*Exercise objective*: Where a line holds the word "Космодемьянской", copy that line.

(Collected data entries)
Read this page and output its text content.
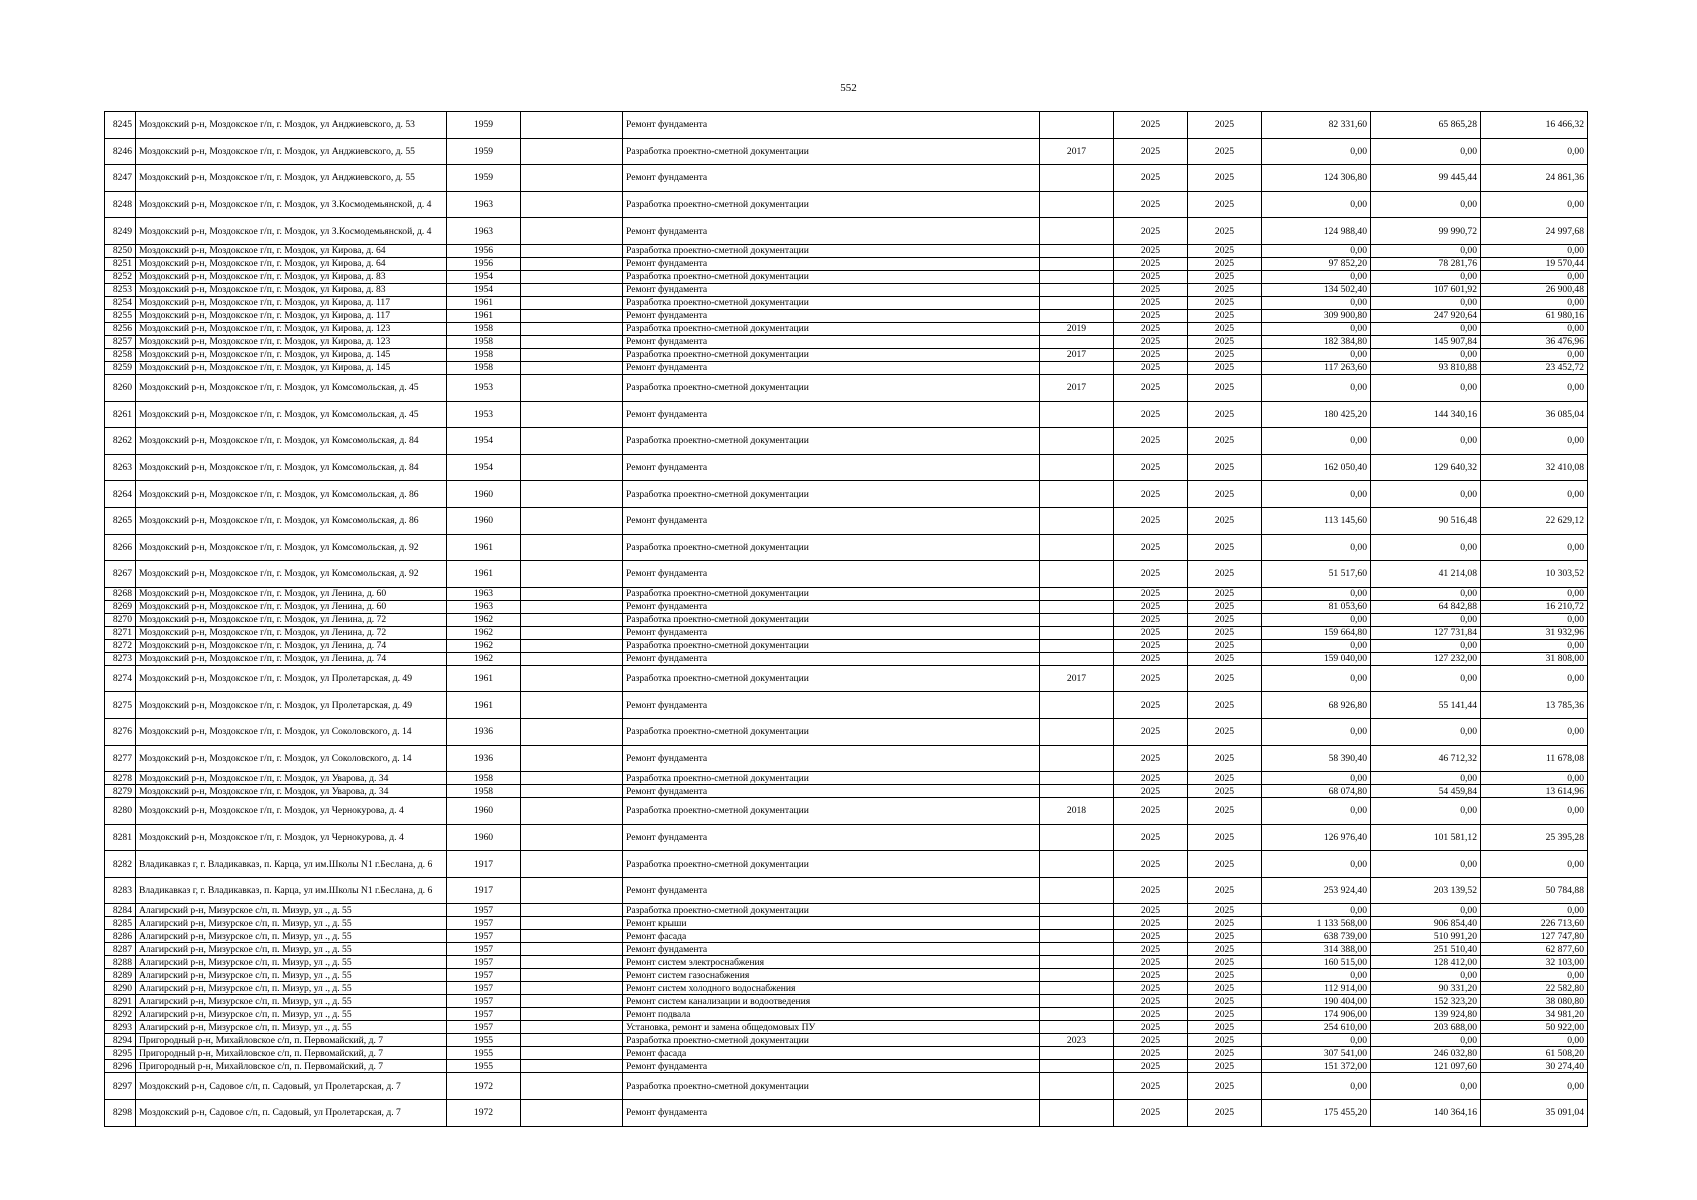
552
8245	Моздокский р-н, Моздокское г/п, г. Моздок, ул Анджиевского, д. 53	1959		Ремонт фундамента		2025	2025	82 331,60	65 865,28	16 466,32
8246	Моздокский р-н, Моздокское г/п, г. Моздок, ул Анджиевского, д. 55	1959		Разработка проектно-сметной документации	2017	2025	2025	0,00	0,00	0,00
8247	Моздокский р-н, Моздокское г/п, г. Моздок, ул Анджиевского, д. 55	1959		Ремонт фундамента		2025	2025	124 306,80	99 445,44	24 861,36
8248	Моздокский р-н, Моздокское г/п, г. Моздок, ул З.Космодемьянской, д. 4	1963		Разработка проектно-сметной документации		2025	2025	0,00	0,00	0,00
8249	Моздокский р-н, Моздокское г/п, г. Моздок, ул З.Космодемьянской, д. 4	1963		Ремонт фундамента		2025	2025	124 988,40	99 990,72	24 997,68
8250	Моздокский р-н, Моздокское г/п, г. Моздок, ул Кирова, д. 64	1956		Разработка проектно-сметной документации		2025	2025	0,00	0,00	0,00
8251	Моздокский р-н, Моздокское г/п, г. Моздок, ул Кирова, д. 64	1956		Ремонт фундамента		2025	2025	97 852,20	78 281,76	19 570,44
8252	Моздокский р-н, Моздокское г/п, г. Моздок, ул Кирова, д. 83	1954		Разработка проектно-сметной документации		2025	2025	0,00	0,00	0,00
8253	Моздокский р-н, Моздокское г/п, г. Моздок, ул Кирова, д. 83	1954		Ремонт фундамента		2025	2025	134 502,40	107 601,92	26 900,48
8254	Моздокский р-н, Моздокское г/п, г. Моздок, ул Кирова, д. 117	1961		Разработка проектно-сметной документации		2025	2025	0,00	0,00	0,00
8255	Моздокский р-н, Моздокское г/п, г. Моздок, ул Кирова, д. 117	1961		Ремонт фундамента		2025	2025	309 900,80	247 920,64	61 980,16
8256	Моздокский р-н, Моздокское г/п, г. Моздок, ул Кирова, д. 123	1958		Разработка проектно-сметной документации	2019	2025	2025	0,00	0,00	0,00
8257	Моздокский р-н, Моздокское г/п, г. Моздок, ул Кирова, д. 123	1958		Ремонт фундамента		2025	2025	182 384,80	145 907,84	36 476,96
8258	Моздокский р-н, Моздокское г/п, г. Моздок, ул Кирова, д. 145	1958		Разработка проектно-сметной документации	2017	2025	2025	0,00	0,00	0,00
8259	Моздокский р-н, Моздокское г/п, г. Моздок, ул Кирова, д. 145	1958		Ремонт фундамента		2025	2025	117 263,60	93 810,88	23 452,72
8260	Моздокский р-н, Моздокское г/п, г. Моздок, ул Комсомольская, д. 45	1953		Разработка проектно-сметной документации	2017	2025	2025	0,00	0,00	0,00
8261	Моздокский р-н, Моздокское г/п, г. Моздок, ул Комсомольская, д. 45	1953		Ремонт фундамента		2025	2025	180 425,20	144 340,16	36 085,04
8262	Моздокский р-н, Моздокское г/п, г. Моздок, ул Комсомольская, д. 84	1954		Разработка проектно-сметной документации		2025	2025	0,00	0,00	0,00
8263	Моздокский р-н, Моздокское г/п, г. Моздок, ул Комсомольская, д. 84	1954		Ремонт фундамента		2025	2025	162 050,40	129 640,32	32 410,08
8264	Моздокский р-н, Моздокское г/п, г. Моздок, ул Комсомольская, д. 86	1960		Разработка проектно-сметной документации		2025	2025	0,00	0,00	0,00
8265	Моздокский р-н, Моздокское г/п, г. Моздок, ул Комсомольская, д. 86	1960		Ремонт фундамента		2025	2025	113 145,60	90 516,48	22 629,12
8266	Моздокский р-н, Моздокское г/п, г. Моздок, ул Комсомольская, д. 92	1961		Разработка проектно-сметной документации		2025	2025	0,00	0,00	0,00
8267	Моздокский р-н, Моздокское г/п, г. Моздок, ул Комсомольская, д. 92	1961		Ремонт фундамента		2025	2025	51 517,60	41 214,08	10 303,52
8268	Моздокский р-н, Моздокское г/п, г. Моздок, ул Ленина, д. 60	1963		Разработка проектно-сметной документации		2025	2025	0,00	0,00	0,00
8269	Моздокский р-н, Моздокское г/п, г. Моздок, ул Ленина, д. 60	1963		Ремонт фундамента		2025	2025	81 053,60	64 842,88	16 210,72
8270	Моздокский р-н, Моздокское г/п, г. Моздок, ул Ленина, д. 72	1962		Разработка проектно-сметной документации		2025	2025	0,00	0,00	0,00
8271	Моздокский р-н, Моздокское г/п, г. Моздок, ул Ленина, д. 72	1962		Ремонт фундамента		2025	2025	159 664,80	127 731,84	31 932,96
8272	Моздокский р-н, Моздокское г/п, г. Моздок, ул Ленина, д. 74	1962		Разработка проектно-сметной документации		2025	2025	0,00	0,00	0,00
8273	Моздокский р-н, Моздокское г/п, г. Моздок, ул Ленина, д. 74	1962		Ремонт фундамента		2025	2025	159 040,00	127 232,00	31 808,00
8274	Моздокский р-н, Моздокское г/п, г. Моздок, ул Пролетарская, д. 49	1961		Разработка проектно-сметной документации	2017	2025	2025	0,00	0,00	0,00
8275	Моздокский р-н, Моздокское г/п, г. Моздок, ул Пролетарская, д. 49	1961		Ремонт фундамента		2025	2025	68 926,80	55 141,44	13 785,36
8276	Моздокский р-н, Моздокское г/п, г. Моздок, ул Соколовского, д. 14	1936		Разработка проектно-сметной документации		2025	2025	0,00	0,00	0,00
8277	Моздокский р-н, Моздокское г/п, г. Моздок, ул Соколовского, д. 14	1936		Ремонт фундамента		2025	2025	58 390,40	46 712,32	11 678,08
8278	Моздокский р-н, Моздокское г/п, г. Моздок, ул Уварова, д. 34	1958		Разработка проектно-сметной документации		2025	2025	0,00	0,00	0,00
8279	Моздокский р-н, Моздокское г/п, г. Моздок, ул Уварова, д. 34	1958		Ремонт фундамента		2025	2025	68 074,80	54 459,84	13 614,96
8280	Моздокский р-н, Моздокское г/п, г. Моздок, ул Чернокурова, д. 4	1960		Разработка проектно-сметной документации	2018	2025	2025	0,00	0,00	0,00
8281	Моздокский р-н, Моздокское г/п, г. Моздок, ул Чернокурова, д. 4	1960		Ремонт фундамента		2025	2025	126 976,40	101 581,12	25 395,28
8282	Владикавказ г, г. Владикавказ, п. Карца, ул им.Школы N1 г.Беслана, д. 6	1917		Разработка проектно-сметной документации		2025	2025	0,00	0,00	0,00
8283	Владикавказ г, г. Владикавказ, п. Карца, ул им.Школы N1 г.Беслана, д. 6	1917		Ремонт фундамента		2025	2025	253 924,40	203 139,52	50 784,88
8284	Алагирский р-н, Мизурское с/п, п. Мизур, ул ., д. 55	1957		Разработка проектно-сметной документации		2025	2025	0,00	0,00	0,00
8285	Алагирский р-н, Мизурское с/п, п. Мизур, ул ., д. 55	1957		Ремонт крыши		2025	2025	1 133 568,00	906 854,40	226 713,60
8286	Алагирский р-н, Мизурское с/п, п. Мизур, ул ., д. 55	1957		Ремонт фасада		2025	2025	638 739,00	510 991,20	127 747,80
8287	Алагирский р-н, Мизурское с/п, п. Мизур, ул ., д. 55	1957		Ремонт фундамента		2025	2025	314 388,00	251 510,40	62 877,60
8288	Алагирский р-н, Мизурское с/п, п. Мизур, ул ., д. 55	1957		Ремонт систем электроснабжения		2025	2025	160 515,00	128 412,00	32 103,00
8289	Алагирский р-н, Мизурское с/п, п. Мизур, ул ., д. 55	1957		Ремонт систем газоснабжения		2025	2025	0,00	0,00	0,00
8290	Алагирский р-н, Мизурское с/п, п. Мизур, ул ., д. 55	1957		Ремонт систем холодного водоснабжения		2025	2025	112 914,00	90 331,20	22 582,80
8291	Алагирский р-н, Мизурское с/п, п. Мизур, ул ., д. 55	1957		Ремонт систем канализации и водоотведения		2025	2025	190 404,00	152 323,20	38 080,80
8292	Алагирский р-н, Мизурское с/п, п. Мизур, ул ., д. 55	1957		Ремонт подвала		2025	2025	174 906,00	139 924,80	34 981,20
8293	Алагирский р-н, Мизурское с/п, п. Мизур, ул ., д. 55	1957		Установка, ремонт и замена общедомовых ПУ		2025	2025	254 610,00	203 688,00	50 922,00
8294	Пригородный р-н, Михайловское с/п, п. Первомайский, д. 7	1955		Разработка проектно-сметной документации	2023	2025	2025	0,00	0,00	0,00
8295	Пригородный р-н, Михайловское с/п, п. Первомайский, д. 7	1955		Ремонт фасада		2025	2025	307 541,00	246 032,80	61 508,20
8296	Пригородный р-н, Михайловское с/п, п. Первомайский, д. 7	1955		Ремонт фундамента		2025	2025	151 372,00	121 097,60	30 274,40
8297	Моздокский р-н, Садовое с/п, п. Садовый, ул Пролетарская, д. 7	1972		Разработка проектно-сметной документации		2025	2025	0,00	0,00	0,00
8298	Моздокский р-н, Садовое с/п, п. Садовый, ул Пролетарская, д. 7	1972		Ремонт фундамента		2025	2025	175 455,20	140 364,16	35 091,04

*Response to the exercise*:
8248	Моздокский р-н, Моздокское г/п, г. Моздок, ул З.Космодемьянской, д. 4	1963		Разработка проектно-сметной документации		2025	2025	0,00	0,00	0,00
8249	Моздокский р-н, Моздокское г/п, г. Моздок, ул З.Космодемьянской, д. 4	1963		Ремонт фундамента		2025	2025	124 988,40	99 990,72	24 997,68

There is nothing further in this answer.